**What the task requires:** Isolate every line in the records below with "label" in it.

BEGIN Supplied data

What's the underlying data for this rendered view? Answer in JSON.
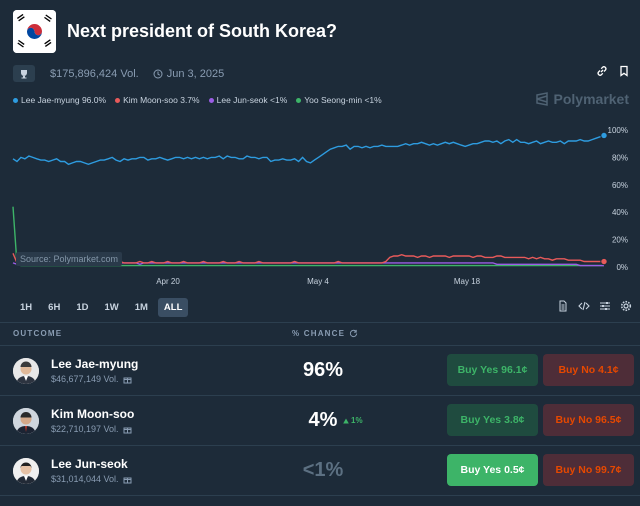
{
  "market": {
    "title": "Next president of South Korea?",
    "volume": "$175,896,424 Vol.",
    "date": "Jun 3, 2025",
    "brand": "Polymarket"
  },
  "legend": [
    {
      "label": "Lee Jae-myung 96.0%",
      "color": "#2e9ce0"
    },
    {
      "label": "Kim Moon-soo 3.7%",
      "color": "#e85a5a"
    },
    {
      "label": "Lee Jun-seok <1%",
      "color": "#9b5de5"
    },
    {
      "label": "Yoo Seong-min <1%",
      "color": "#3db468"
    }
  ],
  "chart": {
    "source": "Source: Polymarket.com",
    "y_ticks": [
      "100%",
      "80%",
      "60%",
      "40%",
      "20%",
      "0%"
    ],
    "x_ticks": [
      "Apr 20",
      "May 4",
      "May 18"
    ]
  },
  "chart_data": {
    "type": "line",
    "x": [
      0,
      4,
      8,
      12,
      16,
      20,
      24,
      28,
      32,
      36,
      40,
      44,
      48,
      52,
      56,
      60,
      64,
      68,
      72,
      76,
      80,
      84,
      88,
      92,
      96,
      100,
      104,
      108,
      112,
      116,
      120,
      124,
      128,
      132,
      136,
      140,
      144,
      148,
      152,
      156,
      160,
      164,
      168,
      172,
      176,
      180,
      184,
      188,
      192,
      196,
      200,
      204,
      208,
      212,
      216,
      220,
      224,
      228,
      232,
      236,
      240,
      244,
      248,
      252,
      256,
      260,
      264,
      268,
      272,
      276,
      280,
      284,
      288,
      292,
      296,
      300,
      304,
      308,
      312,
      316,
      320,
      324,
      328,
      332,
      336,
      340,
      344,
      348,
      352,
      356,
      360,
      364,
      368,
      372,
      376,
      380,
      384,
      388,
      392,
      396,
      400,
      404,
      408,
      412,
      416,
      420,
      424,
      428,
      432,
      436,
      440,
      444,
      448,
      452,
      456,
      460,
      464,
      468,
      472,
      476,
      480,
      484,
      488,
      492,
      496,
      500,
      504,
      508,
      512,
      516,
      520,
      524,
      528,
      532,
      536,
      540,
      544,
      548,
      552,
      556,
      560,
      564,
      568,
      572,
      576,
      580,
      584,
      588,
      592,
      596
    ],
    "series": [
      {
        "name": "Lee Jae-myung",
        "color": "#2e9ce0",
        "values": [
          79,
          77,
          80,
          79,
          81,
          80,
          79,
          78,
          78,
          77,
          78,
          79,
          77,
          77,
          75,
          76,
          77,
          77,
          76,
          75,
          76,
          77,
          78,
          78,
          79,
          80,
          78,
          77,
          79,
          78,
          79,
          79,
          80,
          80,
          78,
          79,
          79,
          80,
          79,
          78,
          79,
          80,
          80,
          79,
          80,
          79,
          80,
          79,
          80,
          79,
          80,
          80,
          81,
          79,
          81,
          80,
          80,
          79,
          79,
          81,
          80,
          80,
          79,
          80,
          80,
          77,
          78,
          78,
          79,
          78,
          78,
          79,
          77,
          80,
          77,
          76,
          78,
          80,
          82,
          84,
          86,
          87,
          88,
          88,
          89,
          86,
          88,
          88,
          87,
          88,
          87,
          88,
          88,
          89,
          88,
          88,
          88,
          88,
          89,
          90,
          89,
          90,
          90,
          91,
          90,
          89,
          90,
          89,
          90,
          91,
          90,
          91,
          90,
          89,
          88,
          89,
          90,
          90,
          91,
          92,
          92,
          91,
          92,
          90,
          92,
          93,
          91,
          93,
          91,
          91,
          90,
          91,
          92,
          90,
          91,
          92,
          91,
          91,
          92,
          90,
          92,
          92,
          92,
          93,
          92,
          92,
          93,
          94,
          95,
          96
        ]
      },
      {
        "name": "Kim Moon-soo",
        "color": "#e85a5a",
        "values": [
          10,
          3,
          2,
          3,
          3,
          3,
          4,
          3,
          3,
          3,
          3,
          4,
          3,
          3,
          3,
          3,
          3,
          3,
          4,
          3,
          3,
          3,
          3,
          4,
          3,
          3,
          3,
          4,
          3,
          3,
          3,
          3,
          4,
          3,
          3,
          4,
          3,
          3,
          3,
          4,
          3,
          3,
          3,
          4,
          3,
          3,
          3,
          3,
          4,
          3,
          3,
          3,
          3,
          4,
          3,
          3,
          3,
          4,
          3,
          3,
          3,
          3,
          4,
          3,
          3,
          3,
          3,
          3,
          3,
          3,
          3,
          4,
          3,
          3,
          3,
          3,
          3,
          3,
          3,
          3,
          3,
          3,
          4,
          3,
          3,
          3,
          3,
          3,
          3,
          3,
          3,
          3,
          3,
          3,
          4,
          7,
          8,
          8,
          9,
          8,
          8,
          8,
          7,
          8,
          8,
          7,
          8,
          8,
          8,
          8,
          7,
          8,
          8,
          8,
          8,
          8,
          7,
          8,
          8,
          7,
          7,
          7,
          8,
          8,
          7,
          7,
          7,
          7,
          7,
          7,
          6,
          7,
          6,
          7,
          6,
          6,
          5,
          6,
          6,
          6,
          5,
          5,
          5,
          5,
          4,
          4,
          4,
          4,
          4,
          4
        ]
      },
      {
        "name": "Lee Jun-seok",
        "color": "#9b5de5",
        "values": [
          3,
          2,
          3,
          3,
          3,
          3,
          3,
          3,
          3,
          3,
          3,
          3,
          3,
          2,
          3,
          3,
          3,
          3,
          3,
          3,
          3,
          3,
          3,
          3,
          3,
          3,
          3,
          3,
          3,
          3,
          3,
          3,
          2,
          3,
          3,
          3,
          3,
          3,
          3,
          3,
          3,
          3,
          3,
          3,
          3,
          3,
          3,
          3,
          3,
          3,
          3,
          3,
          3,
          3,
          3,
          3,
          3,
          3,
          3,
          3,
          3,
          3,
          3,
          3,
          3,
          3,
          3,
          3,
          3,
          3,
          3,
          3,
          3,
          3,
          3,
          3,
          3,
          3,
          3,
          3,
          3,
          3,
          3,
          3,
          3,
          3,
          3,
          3,
          3,
          3,
          3,
          3,
          3,
          3,
          3,
          3,
          3,
          3,
          3,
          3,
          3,
          3,
          3,
          3,
          3,
          3,
          3,
          3,
          3,
          3,
          3,
          3,
          3,
          3,
          3,
          3,
          3,
          3,
          3,
          3,
          3,
          3,
          2,
          2,
          2,
          2,
          2,
          2,
          2,
          2,
          2,
          2,
          2,
          2,
          2,
          2,
          2,
          2,
          2,
          2,
          2,
          2,
          2,
          1,
          1,
          1,
          1,
          1,
          1,
          1
        ]
      },
      {
        "name": "Yoo Seong-min",
        "color": "#3db468",
        "values": [
          44,
          2,
          1,
          1,
          1,
          1,
          1,
          1,
          1,
          1,
          1,
          1,
          1,
          1,
          1,
          1,
          1,
          1,
          1,
          1,
          1,
          1,
          1,
          1,
          1,
          1,
          1,
          1,
          1,
          1,
          1,
          1,
          1,
          1,
          1,
          1,
          1,
          1,
          1,
          1,
          1,
          1,
          1,
          1,
          1,
          1,
          1,
          1,
          1,
          1,
          1,
          1,
          1,
          1,
          1,
          1,
          1,
          1,
          1,
          1,
          1,
          1,
          1,
          1,
          1,
          1,
          1,
          1,
          1,
          1,
          1,
          1,
          1,
          1,
          1,
          1,
          1,
          1,
          1,
          1,
          1,
          1,
          1,
          1,
          1,
          1,
          1,
          1,
          1,
          1,
          1,
          1,
          1,
          1,
          1,
          1,
          1,
          1,
          1,
          1,
          1,
          1,
          1,
          1,
          1,
          1,
          1,
          1,
          1,
          1,
          1,
          1,
          1,
          1,
          1,
          1,
          1,
          1,
          1,
          1,
          1,
          1,
          1,
          1,
          1,
          1,
          1,
          1,
          1,
          1,
          1,
          1,
          1,
          1,
          1,
          1,
          1,
          1,
          1,
          1,
          1,
          1,
          1,
          1,
          1,
          1,
          1,
          1,
          1,
          1
        ]
      }
    ],
    "ylim": [
      0,
      100
    ],
    "grid": false
  },
  "ranges": [
    "1H",
    "6H",
    "1D",
    "1W",
    "1M",
    "ALL"
  ],
  "active_range": "ALL",
  "table": {
    "col_outcome": "OUTCOME",
    "col_chance": "% CHANCE",
    "rows": [
      {
        "name": "Lee Jae-myung",
        "vol": "$46,677,149 Vol.",
        "chance": "96%",
        "change": "",
        "yes": "Buy Yes 96.1¢",
        "no": "Buy No 4.1¢"
      },
      {
        "name": "Kim Moon-soo",
        "vol": "$22,710,197 Vol.",
        "chance": "4%",
        "change": "1%",
        "yes": "Buy Yes 3.8¢",
        "no": "Buy No 96.5¢"
      },
      {
        "name": "Lee Jun-seok",
        "vol": "$31,014,044 Vol.",
        "chance": "<1%",
        "change": "",
        "yes": "Buy Yes 0.5¢",
        "no": "Buy No 99.7¢"
      }
    ]
  }
}
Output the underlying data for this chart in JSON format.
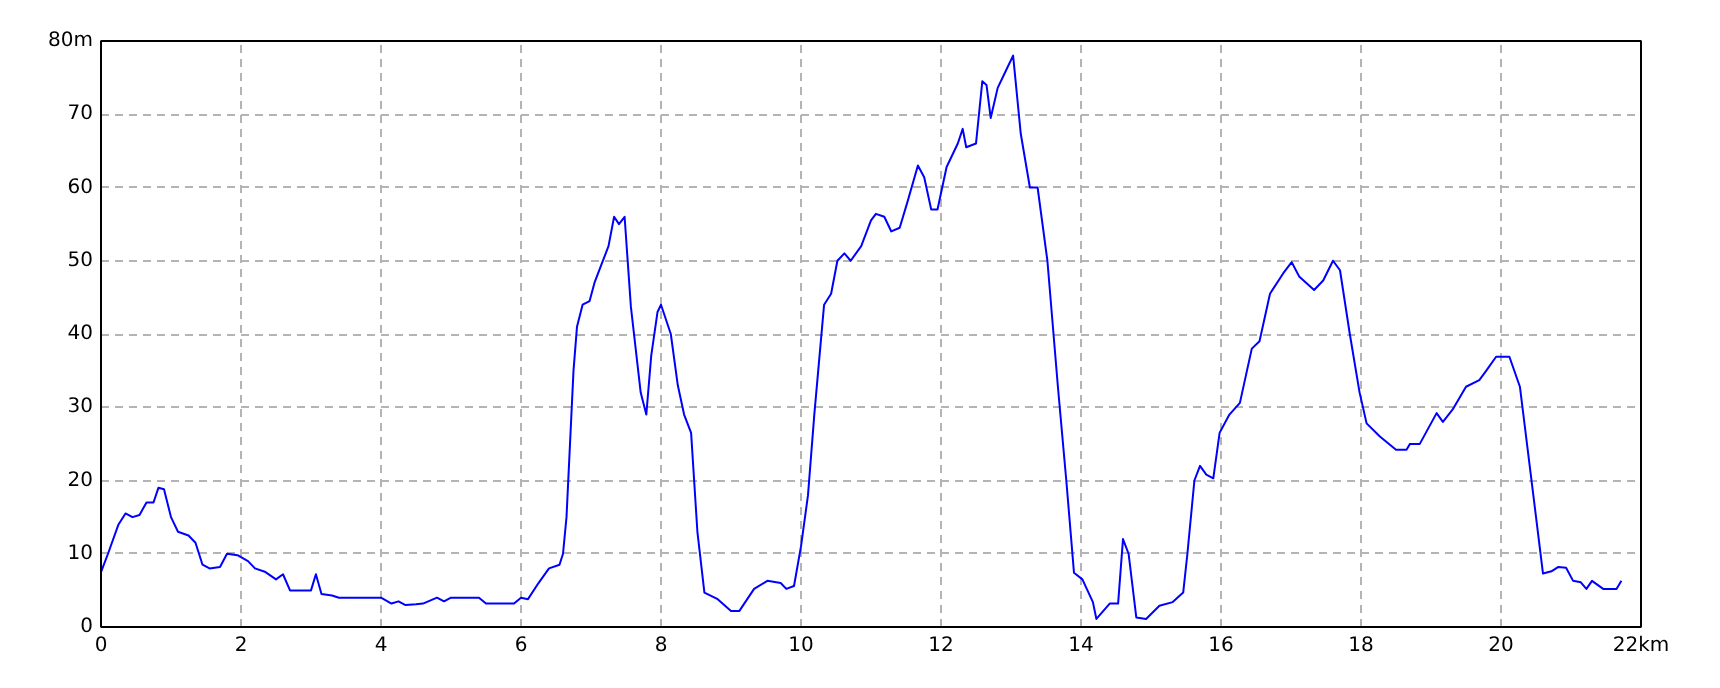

END Supplied data

**Exercise output:**
      "label": "Lee Jae-myung 96.0%",
      "label": "Kim Moon-soo 3.7%",
      "label": "Lee Jun-seok <1%",
      "label": "Yoo Seong-min <1%",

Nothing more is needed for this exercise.